begin DATA RECORDS
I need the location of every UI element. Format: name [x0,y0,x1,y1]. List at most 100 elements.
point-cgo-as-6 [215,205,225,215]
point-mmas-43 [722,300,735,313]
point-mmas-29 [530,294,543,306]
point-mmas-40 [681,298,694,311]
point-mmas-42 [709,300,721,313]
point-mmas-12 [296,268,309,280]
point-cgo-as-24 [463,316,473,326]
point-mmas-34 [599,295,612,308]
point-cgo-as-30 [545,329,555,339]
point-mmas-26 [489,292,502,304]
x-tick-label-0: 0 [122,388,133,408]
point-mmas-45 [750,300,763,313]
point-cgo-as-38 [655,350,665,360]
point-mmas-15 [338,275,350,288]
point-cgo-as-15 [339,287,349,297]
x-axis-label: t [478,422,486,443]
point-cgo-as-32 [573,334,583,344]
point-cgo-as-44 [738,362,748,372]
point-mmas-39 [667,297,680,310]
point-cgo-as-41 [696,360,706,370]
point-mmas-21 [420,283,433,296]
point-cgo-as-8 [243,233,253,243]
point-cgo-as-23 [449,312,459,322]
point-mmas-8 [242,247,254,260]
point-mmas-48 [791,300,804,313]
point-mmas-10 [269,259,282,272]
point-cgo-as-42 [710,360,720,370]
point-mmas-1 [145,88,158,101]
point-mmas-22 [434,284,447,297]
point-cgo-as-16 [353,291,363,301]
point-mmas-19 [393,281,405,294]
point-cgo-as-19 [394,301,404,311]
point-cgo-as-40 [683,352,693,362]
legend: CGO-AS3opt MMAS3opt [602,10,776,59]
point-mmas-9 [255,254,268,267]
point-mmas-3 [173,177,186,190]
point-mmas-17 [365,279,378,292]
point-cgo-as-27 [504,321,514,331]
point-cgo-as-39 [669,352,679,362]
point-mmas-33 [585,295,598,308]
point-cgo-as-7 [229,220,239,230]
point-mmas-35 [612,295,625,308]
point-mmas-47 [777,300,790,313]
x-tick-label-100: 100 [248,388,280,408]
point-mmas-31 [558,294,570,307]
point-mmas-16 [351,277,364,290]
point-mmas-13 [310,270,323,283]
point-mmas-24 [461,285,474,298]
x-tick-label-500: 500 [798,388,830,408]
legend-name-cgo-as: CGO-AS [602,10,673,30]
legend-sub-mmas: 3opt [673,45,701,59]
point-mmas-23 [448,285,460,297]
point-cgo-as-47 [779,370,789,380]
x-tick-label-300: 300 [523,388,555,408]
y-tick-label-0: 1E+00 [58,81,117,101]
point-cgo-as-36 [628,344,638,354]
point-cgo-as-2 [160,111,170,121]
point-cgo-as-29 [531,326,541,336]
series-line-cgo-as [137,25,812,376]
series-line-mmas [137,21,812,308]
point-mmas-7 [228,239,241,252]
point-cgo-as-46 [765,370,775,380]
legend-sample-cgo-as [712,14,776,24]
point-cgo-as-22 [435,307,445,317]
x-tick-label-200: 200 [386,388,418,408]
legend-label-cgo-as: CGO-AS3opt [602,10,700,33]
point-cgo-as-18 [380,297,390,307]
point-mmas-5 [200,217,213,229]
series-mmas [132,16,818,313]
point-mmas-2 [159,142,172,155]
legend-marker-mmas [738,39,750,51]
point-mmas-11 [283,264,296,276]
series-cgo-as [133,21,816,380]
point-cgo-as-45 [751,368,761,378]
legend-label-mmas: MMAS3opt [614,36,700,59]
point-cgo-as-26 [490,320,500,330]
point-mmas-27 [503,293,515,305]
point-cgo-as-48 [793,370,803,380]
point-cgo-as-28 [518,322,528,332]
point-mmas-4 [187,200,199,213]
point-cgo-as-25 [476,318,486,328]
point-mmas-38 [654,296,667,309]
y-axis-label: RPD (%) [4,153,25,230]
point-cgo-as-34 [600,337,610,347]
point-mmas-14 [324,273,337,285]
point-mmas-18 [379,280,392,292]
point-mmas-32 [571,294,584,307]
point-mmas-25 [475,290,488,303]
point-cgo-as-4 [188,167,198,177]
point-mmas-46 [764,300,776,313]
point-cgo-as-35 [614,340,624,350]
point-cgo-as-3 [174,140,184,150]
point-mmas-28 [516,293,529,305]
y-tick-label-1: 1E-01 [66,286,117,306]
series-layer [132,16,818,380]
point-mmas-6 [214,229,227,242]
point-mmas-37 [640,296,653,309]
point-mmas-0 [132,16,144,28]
end DATA RECORDS
THE TASK —
Repeat the records word for word, starting at the first line and ending with the line that contains "point-mmas-12 [296,268,309,280]", including that line.

TASK SOLUTION —
I need the location of every UI element. Format: name [x0,y0,x1,y1]. List at most 100 elements.
point-cgo-as-6 [215,205,225,215]
point-mmas-43 [722,300,735,313]
point-mmas-29 [530,294,543,306]
point-mmas-40 [681,298,694,311]
point-mmas-42 [709,300,721,313]
point-mmas-12 [296,268,309,280]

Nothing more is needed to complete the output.